** Start **
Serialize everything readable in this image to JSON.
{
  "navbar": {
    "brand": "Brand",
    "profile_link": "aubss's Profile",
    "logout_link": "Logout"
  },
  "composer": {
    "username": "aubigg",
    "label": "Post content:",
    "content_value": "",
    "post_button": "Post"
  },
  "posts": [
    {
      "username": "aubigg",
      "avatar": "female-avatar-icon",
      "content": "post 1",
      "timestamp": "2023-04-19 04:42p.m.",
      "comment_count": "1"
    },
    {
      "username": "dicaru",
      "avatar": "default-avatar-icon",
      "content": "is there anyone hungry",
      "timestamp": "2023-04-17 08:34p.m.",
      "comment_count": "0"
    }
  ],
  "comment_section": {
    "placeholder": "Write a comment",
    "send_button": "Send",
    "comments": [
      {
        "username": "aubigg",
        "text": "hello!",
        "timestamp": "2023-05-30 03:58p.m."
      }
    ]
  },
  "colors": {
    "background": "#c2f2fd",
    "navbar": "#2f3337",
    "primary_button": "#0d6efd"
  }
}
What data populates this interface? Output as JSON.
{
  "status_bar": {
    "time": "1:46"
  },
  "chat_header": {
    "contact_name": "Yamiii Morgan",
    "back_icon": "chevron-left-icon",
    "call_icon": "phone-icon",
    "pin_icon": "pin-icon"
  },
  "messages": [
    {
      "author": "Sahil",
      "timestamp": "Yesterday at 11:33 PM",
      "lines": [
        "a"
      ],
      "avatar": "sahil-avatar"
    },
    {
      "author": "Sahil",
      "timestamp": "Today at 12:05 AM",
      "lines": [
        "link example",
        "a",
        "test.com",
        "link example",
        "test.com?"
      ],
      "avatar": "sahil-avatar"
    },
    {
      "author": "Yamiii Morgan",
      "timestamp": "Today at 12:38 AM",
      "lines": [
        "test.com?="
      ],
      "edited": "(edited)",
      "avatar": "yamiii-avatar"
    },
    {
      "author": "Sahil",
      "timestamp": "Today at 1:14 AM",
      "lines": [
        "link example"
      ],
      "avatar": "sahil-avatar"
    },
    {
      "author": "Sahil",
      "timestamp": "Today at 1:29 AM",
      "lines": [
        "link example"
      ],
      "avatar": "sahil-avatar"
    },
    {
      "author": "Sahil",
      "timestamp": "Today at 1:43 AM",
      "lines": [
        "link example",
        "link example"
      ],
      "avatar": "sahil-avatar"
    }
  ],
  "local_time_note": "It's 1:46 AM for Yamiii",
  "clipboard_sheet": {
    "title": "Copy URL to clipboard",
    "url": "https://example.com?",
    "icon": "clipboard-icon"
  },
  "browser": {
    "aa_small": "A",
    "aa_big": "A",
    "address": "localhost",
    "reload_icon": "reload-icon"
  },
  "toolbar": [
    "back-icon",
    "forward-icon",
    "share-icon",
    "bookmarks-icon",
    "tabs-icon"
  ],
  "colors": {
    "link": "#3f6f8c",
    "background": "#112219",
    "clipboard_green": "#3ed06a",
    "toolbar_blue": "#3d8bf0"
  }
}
** End **
▶ EXERCISE GOAL:
Return all the data exactly as given.

▶ SOLVED PROBLEM:
Serialize everything readable in this image to JSON.
{
  "navbar": {
    "brand": "Brand",
    "profile_link": "aubss's Profile",
    "logout_link": "Logout"
  },
  "composer": {
    "username": "aubigg",
    "label": "Post content:",
    "content_value": "",
    "post_button": "Post"
  },
  "posts": [
    {
      "username": "aubigg",
      "avatar": "female-avatar-icon",
      "content": "post 1",
      "timestamp": "2023-04-19 04:42p.m.",
      "comment_count": "1"
    },
    {
      "username": "dicaru",
      "avatar": "default-avatar-icon",
      "content": "is there anyone hungry",
      "timestamp": "2023-04-17 08:34p.m.",
      "comment_count": "0"
    }
  ],
  "comment_section": {
    "placeholder": "Write a comment",
    "send_button": "Send",
    "comments": [
      {
        "username": "aubigg",
        "text": "hello!",
        "timestamp": "2023-05-30 03:58p.m."
      }
    ]
  },
  "colors": {
    "background": "#c2f2fd",
    "navbar": "#2f3337",
    "primary_button": "#0d6efd"
  }
}
What data populates this interface? Output as JSON.
{
  "status_bar": {
    "time": "1:46"
  },
  "chat_header": {
    "contact_name": "Yamiii Morgan",
    "back_icon": "chevron-left-icon",
    "call_icon": "phone-icon",
    "pin_icon": "pin-icon"
  },
  "messages": [
    {
      "author": "Sahil",
      "timestamp": "Yesterday at 11:33 PM",
      "lines": [
        "a"
      ],
      "avatar": "sahil-avatar"
    },
    {
      "author": "Sahil",
      "timestamp": "Today at 12:05 AM",
      "lines": [
        "link example",
        "a",
        "test.com",
        "link example",
        "test.com?"
      ],
      "avatar": "sahil-avatar"
    },
    {
      "author": "Yamiii Morgan",
      "timestamp": "Today at 12:38 AM",
      "lines": [
        "test.com?="
      ],
      "edited": "(edited)",
      "avatar": "yamiii-avatar"
    },
    {
      "author": "Sahil",
      "timestamp": "Today at 1:14 AM",
      "lines": [
        "link example"
      ],
      "avatar": "sahil-avatar"
    },
    {
      "author": "Sahil",
      "timestamp": "Today at 1:29 AM",
      "lines": [
        "link example"
      ],
      "avatar": "sahil-avatar"
    },
    {
      "author": "Sahil",
      "timestamp": "Today at 1:43 AM",
      "lines": [
        "link example",
        "link example"
      ],
      "avatar": "sahil-avatar"
    }
  ],
  "local_time_note": "It's 1:46 AM for Yamiii",
  "clipboard_sheet": {
    "title": "Copy URL to clipboard",
    "url": "https://example.com?",
    "icon": "clipboard-icon"
  },
  "browser": {
    "aa_small": "A",
    "aa_big": "A",
    "address": "localhost",
    "reload_icon": "reload-icon"
  },
  "toolbar": [
    "back-icon",
    "forward-icon",
    "share-icon",
    "bookmarks-icon",
    "tabs-icon"
  ],
  "colors": {
    "link": "#3f6f8c",
    "background": "#112219",
    "clipboard_green": "#3ed06a",
    "toolbar_blue": "#3d8bf0"
  }
}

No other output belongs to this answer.